DIRECTIVE:
Write out the data as a numbered list with blank lines omitted, beginning at the line that contains "Extract all elements" and stopping after the line that contains "- status-badge: Failed: [1765, 615, 1820, 643]". Leave out the pictures.

MATERIALS PROVIDED:
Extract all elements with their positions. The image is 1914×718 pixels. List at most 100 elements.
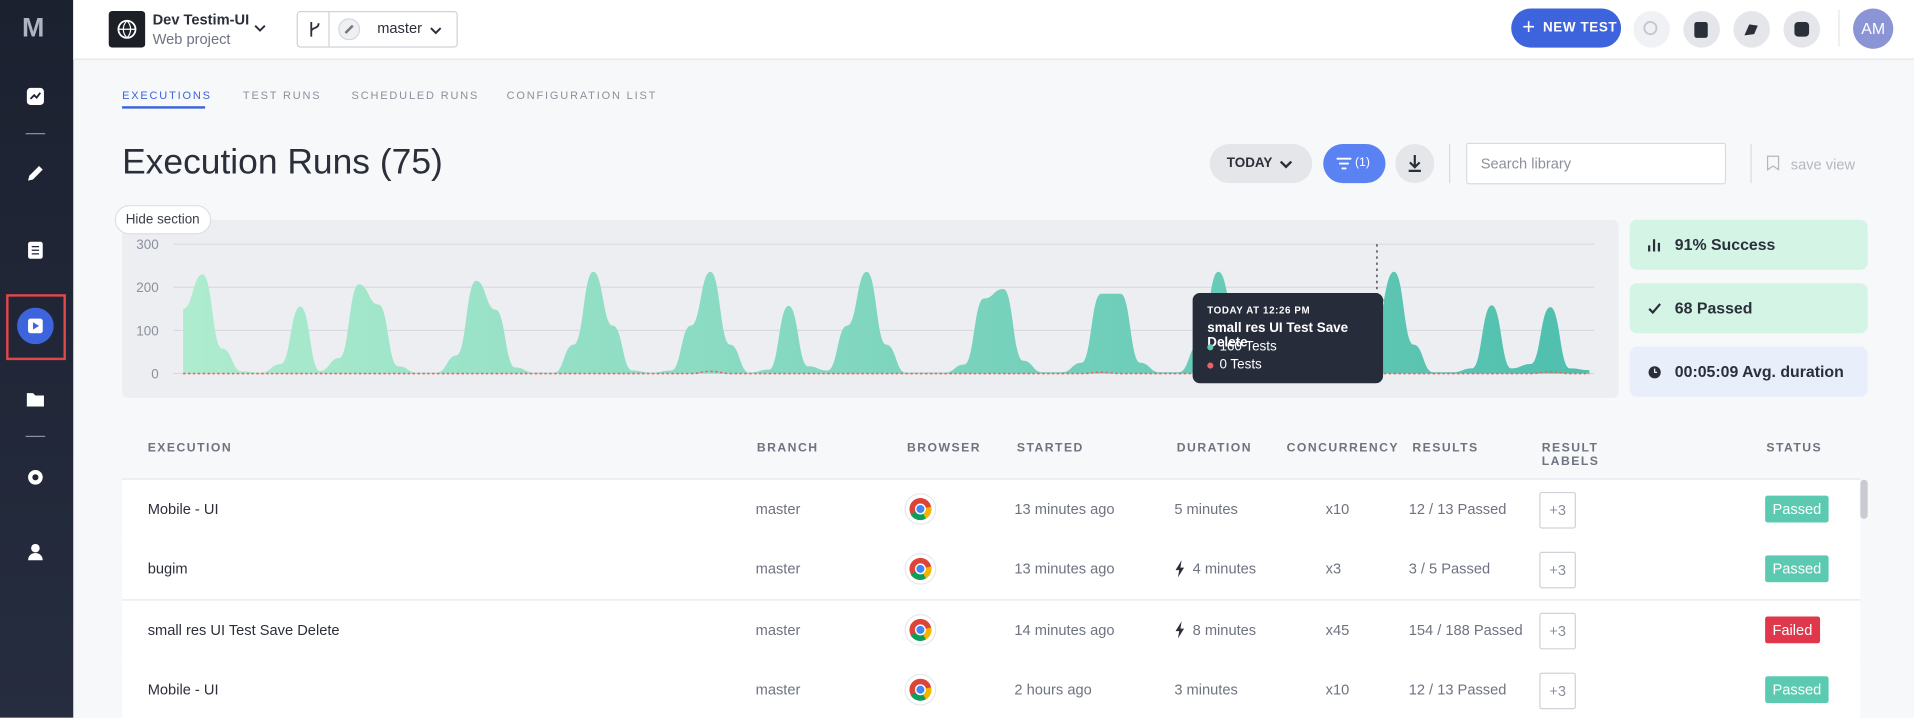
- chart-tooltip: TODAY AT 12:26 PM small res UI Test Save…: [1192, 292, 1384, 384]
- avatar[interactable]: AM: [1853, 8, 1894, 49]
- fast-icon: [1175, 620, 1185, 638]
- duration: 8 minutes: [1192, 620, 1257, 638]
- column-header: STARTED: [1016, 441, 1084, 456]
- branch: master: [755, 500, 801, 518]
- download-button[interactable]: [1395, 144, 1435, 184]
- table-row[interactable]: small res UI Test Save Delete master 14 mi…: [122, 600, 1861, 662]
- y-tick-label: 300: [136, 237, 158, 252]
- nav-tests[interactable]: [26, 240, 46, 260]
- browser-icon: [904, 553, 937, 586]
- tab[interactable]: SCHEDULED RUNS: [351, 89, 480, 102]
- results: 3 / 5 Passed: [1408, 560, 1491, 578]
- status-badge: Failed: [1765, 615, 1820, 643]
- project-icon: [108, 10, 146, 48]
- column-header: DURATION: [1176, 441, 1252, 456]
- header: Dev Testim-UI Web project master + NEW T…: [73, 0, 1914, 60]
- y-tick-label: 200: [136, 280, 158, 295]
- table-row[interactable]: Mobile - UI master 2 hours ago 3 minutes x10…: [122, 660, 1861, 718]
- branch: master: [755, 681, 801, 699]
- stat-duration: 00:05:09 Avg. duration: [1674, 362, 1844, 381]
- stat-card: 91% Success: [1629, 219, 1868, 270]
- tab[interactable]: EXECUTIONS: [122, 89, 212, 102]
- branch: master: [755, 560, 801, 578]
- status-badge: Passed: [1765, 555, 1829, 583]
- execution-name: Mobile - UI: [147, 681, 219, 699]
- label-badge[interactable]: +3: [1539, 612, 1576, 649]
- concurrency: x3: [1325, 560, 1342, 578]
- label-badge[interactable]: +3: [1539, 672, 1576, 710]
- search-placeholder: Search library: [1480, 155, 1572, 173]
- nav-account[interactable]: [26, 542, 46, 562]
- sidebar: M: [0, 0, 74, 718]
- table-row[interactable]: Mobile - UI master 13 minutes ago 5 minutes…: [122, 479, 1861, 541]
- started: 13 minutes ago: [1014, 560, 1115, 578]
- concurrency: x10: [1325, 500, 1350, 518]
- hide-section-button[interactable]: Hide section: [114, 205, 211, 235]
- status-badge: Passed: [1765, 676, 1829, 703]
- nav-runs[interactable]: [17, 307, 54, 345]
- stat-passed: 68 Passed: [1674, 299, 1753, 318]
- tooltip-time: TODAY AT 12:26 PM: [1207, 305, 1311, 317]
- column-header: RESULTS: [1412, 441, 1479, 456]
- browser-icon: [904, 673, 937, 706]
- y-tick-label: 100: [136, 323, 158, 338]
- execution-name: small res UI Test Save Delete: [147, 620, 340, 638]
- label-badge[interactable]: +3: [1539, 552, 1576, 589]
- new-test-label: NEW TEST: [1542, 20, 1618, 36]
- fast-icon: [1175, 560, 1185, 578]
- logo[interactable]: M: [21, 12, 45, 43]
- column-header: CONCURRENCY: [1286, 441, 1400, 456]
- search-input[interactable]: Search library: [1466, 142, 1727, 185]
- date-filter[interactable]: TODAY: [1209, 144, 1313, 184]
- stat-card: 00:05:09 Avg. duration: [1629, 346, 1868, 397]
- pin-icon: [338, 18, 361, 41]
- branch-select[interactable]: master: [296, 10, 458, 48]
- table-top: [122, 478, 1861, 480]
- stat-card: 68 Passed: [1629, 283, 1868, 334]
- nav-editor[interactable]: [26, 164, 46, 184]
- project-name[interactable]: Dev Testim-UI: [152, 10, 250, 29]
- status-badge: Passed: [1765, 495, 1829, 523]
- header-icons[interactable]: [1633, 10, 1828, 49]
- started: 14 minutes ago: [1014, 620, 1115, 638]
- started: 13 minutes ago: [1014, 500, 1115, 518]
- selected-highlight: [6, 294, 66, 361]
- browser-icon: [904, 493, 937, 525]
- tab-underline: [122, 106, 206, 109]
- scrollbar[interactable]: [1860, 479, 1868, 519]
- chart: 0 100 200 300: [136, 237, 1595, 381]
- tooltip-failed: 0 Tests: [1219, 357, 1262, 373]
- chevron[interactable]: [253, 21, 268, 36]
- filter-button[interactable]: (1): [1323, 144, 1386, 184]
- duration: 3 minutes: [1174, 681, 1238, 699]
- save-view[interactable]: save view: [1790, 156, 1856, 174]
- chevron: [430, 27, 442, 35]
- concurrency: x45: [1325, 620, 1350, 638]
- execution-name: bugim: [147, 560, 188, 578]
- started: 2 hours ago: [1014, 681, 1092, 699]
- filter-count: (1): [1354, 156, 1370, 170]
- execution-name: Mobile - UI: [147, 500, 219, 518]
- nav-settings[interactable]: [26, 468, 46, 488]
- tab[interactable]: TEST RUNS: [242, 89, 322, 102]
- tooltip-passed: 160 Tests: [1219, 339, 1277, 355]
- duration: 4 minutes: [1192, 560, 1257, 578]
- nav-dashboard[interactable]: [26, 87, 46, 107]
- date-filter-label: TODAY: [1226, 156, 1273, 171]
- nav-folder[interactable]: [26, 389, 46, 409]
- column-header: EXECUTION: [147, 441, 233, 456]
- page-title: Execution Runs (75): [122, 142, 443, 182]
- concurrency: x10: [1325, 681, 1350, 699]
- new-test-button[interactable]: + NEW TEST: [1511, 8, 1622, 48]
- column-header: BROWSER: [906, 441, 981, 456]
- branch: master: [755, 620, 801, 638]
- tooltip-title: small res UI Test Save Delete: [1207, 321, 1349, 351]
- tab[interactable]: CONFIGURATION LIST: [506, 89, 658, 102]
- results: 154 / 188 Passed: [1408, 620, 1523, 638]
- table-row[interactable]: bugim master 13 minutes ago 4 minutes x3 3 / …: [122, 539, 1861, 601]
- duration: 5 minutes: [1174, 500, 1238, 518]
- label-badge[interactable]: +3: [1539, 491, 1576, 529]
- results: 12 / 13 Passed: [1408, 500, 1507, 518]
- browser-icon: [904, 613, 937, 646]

* * *

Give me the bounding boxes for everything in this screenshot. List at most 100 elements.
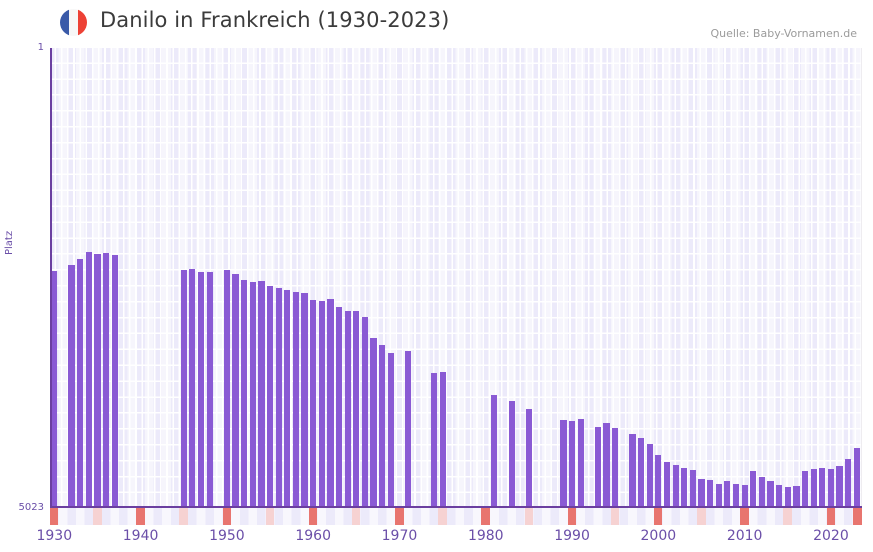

---

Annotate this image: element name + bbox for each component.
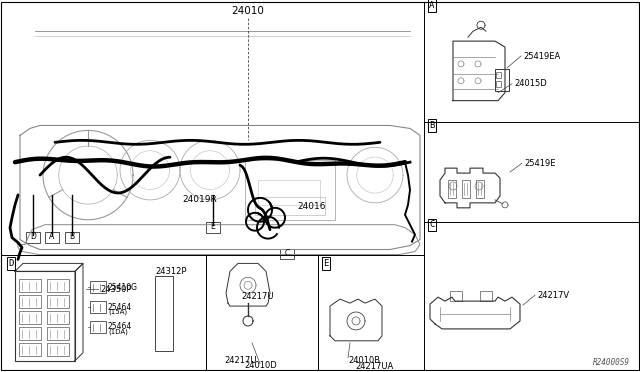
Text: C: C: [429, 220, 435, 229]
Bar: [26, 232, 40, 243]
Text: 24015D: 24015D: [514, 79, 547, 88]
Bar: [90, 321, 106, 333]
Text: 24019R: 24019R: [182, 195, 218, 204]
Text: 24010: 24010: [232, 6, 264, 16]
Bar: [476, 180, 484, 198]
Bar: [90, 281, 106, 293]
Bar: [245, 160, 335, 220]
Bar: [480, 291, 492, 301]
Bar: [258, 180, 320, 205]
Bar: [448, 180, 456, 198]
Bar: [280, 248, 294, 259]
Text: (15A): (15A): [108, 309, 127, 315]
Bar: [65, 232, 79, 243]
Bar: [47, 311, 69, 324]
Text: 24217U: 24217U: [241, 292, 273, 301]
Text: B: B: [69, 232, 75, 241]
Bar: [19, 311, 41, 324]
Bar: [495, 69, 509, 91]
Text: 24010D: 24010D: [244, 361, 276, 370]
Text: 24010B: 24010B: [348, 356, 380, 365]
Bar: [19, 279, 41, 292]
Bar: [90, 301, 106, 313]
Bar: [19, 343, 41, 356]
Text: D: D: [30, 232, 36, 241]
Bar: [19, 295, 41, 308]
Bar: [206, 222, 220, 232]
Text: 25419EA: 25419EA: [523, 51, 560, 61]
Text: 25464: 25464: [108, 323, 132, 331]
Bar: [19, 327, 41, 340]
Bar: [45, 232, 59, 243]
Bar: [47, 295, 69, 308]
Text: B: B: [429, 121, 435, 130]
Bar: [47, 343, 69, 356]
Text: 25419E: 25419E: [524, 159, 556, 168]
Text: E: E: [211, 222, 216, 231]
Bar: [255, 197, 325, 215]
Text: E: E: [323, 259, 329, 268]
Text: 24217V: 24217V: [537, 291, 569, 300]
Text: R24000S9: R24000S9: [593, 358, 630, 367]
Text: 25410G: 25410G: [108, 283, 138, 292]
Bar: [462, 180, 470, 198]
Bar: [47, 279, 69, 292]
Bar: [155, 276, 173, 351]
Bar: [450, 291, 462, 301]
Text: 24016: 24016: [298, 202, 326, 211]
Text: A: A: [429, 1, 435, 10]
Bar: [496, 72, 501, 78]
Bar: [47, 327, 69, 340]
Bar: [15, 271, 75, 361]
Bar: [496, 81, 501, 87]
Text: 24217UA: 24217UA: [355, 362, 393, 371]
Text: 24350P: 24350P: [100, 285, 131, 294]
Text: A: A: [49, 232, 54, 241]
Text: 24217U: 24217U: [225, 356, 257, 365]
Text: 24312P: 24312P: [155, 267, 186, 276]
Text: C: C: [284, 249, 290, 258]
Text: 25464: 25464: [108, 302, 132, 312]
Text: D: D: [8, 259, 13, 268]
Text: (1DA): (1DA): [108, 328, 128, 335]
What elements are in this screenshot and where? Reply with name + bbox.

FULL OUTPUT:
1. Extract all elements with their positions. The image is 1914×718 pixels. List at most 100 elements.
2. - chart-tooltip: TODAY AT 12:26 PM small res UI Test Save…: [1192, 292, 1384, 384]
3. - avatar[interactable]: AM: [1853, 8, 1894, 49]
4. - fast-icon: [1175, 620, 1185, 638]
5. - duration: 8 minutes: [1192, 620, 1257, 638]
6. - column-header: STARTED: [1016, 441, 1084, 456]
7. - branch: master: [755, 500, 801, 518]
8. - download-button[interactable]: [1395, 144, 1435, 184]
9. - table-row[interactable]: small res UI Test Save Delete master 14 mi…: [122, 600, 1861, 662]
10. - y-tick-label: 300: [136, 237, 158, 252]
11. - nav-tests[interactable]: [26, 240, 46, 260]
12. - browser-icon: [904, 553, 937, 586]
13. - tab[interactable]: SCHEDULED RUNS: [351, 89, 480, 102]
14. - results: 3 / 5 Passed: [1408, 560, 1491, 578]
15. - status-badge: Failed: [1765, 615, 1820, 643]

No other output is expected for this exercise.